[Stored entries]
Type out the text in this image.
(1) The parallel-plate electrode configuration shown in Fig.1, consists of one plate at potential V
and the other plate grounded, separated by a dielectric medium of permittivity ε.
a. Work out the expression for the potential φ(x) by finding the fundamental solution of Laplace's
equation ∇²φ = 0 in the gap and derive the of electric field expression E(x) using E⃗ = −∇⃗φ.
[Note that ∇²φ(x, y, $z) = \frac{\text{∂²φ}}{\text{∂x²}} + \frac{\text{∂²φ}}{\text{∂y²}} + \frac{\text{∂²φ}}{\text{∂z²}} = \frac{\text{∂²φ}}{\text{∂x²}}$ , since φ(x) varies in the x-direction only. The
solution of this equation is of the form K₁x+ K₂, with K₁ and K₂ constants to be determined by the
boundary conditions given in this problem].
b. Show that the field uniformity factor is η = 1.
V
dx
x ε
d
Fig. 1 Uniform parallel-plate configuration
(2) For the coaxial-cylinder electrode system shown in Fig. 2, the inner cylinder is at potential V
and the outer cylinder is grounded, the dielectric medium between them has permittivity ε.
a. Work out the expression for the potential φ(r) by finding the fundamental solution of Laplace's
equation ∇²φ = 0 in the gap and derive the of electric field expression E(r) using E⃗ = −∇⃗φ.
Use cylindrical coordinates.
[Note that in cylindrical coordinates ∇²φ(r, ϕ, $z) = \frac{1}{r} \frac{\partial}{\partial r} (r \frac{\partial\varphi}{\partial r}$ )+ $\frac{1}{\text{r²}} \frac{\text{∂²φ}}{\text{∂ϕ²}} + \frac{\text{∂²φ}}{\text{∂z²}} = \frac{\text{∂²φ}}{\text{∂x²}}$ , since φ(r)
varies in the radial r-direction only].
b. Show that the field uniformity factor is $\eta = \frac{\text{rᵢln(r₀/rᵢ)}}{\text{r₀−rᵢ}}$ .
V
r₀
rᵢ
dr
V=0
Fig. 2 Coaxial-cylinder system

Exercise instructions ▸
Retype every entry above, word for word.

Problem solution ▸
Type out the text in this image.
(1) The parallel-plate electrode configuration shown in Fig.1, consists of one plate at potential V
and the other plate grounded, separated by a dielectric medium of permittivity ε.
a. Work out the expression for the potential φ(x) by finding the fundamental solution of Laplace's
equation ∇²φ = 0 in the gap and derive the of electric field expression E(x) using E⃗ = −∇⃗φ.
[Note that ∇²φ(x, y, $z) = \frac{\text{∂²φ}}{\text{∂x²}} + \frac{\text{∂²φ}}{\text{∂y²}} + \frac{\text{∂²φ}}{\text{∂z²}} = \frac{\text{∂²φ}}{\text{∂x²}}$ , since φ(x) varies in the x-direction only. The
solution of this equation is of the form K₁x+ K₂, with K₁ and K₂ constants to be determined by the
boundary conditions given in this problem].
b. Show that the field uniformity factor is η = 1.
V
dx
x ε
d
Fig. 1 Uniform parallel-plate configuration
(2) For the coaxial-cylinder electrode system shown in Fig. 2, the inner cylinder is at potential V
and the outer cylinder is grounded, the dielectric medium between them has permittivity ε.
a. Work out the expression for the potential φ(r) by finding the fundamental solution of Laplace's
equation ∇²φ = 0 in the gap and derive the of electric field expression E(r) using E⃗ = −∇⃗φ.
Use cylindrical coordinates.
[Note that in cylindrical coordinates ∇²φ(r, ϕ, $z) = \frac{1}{r} \frac{\partial}{\partial r} (r \frac{\partial\varphi}{\partial r}$ )+ $\frac{1}{\text{r²}} \frac{\text{∂²φ}}{\text{∂ϕ²}} + \frac{\text{∂²φ}}{\text{∂z²}} = \frac{\text{∂²φ}}{\text{∂x²}}$ , since φ(r)
varies in the radial r-direction only].
b. Show that the field uniformity factor is $\eta = \frac{\text{rᵢln(r₀/rᵢ)}}{\text{r₀−rᵢ}}$ .
V
r₀
rᵢ
dr
V=0
Fig. 2 Coaxial-cylinder system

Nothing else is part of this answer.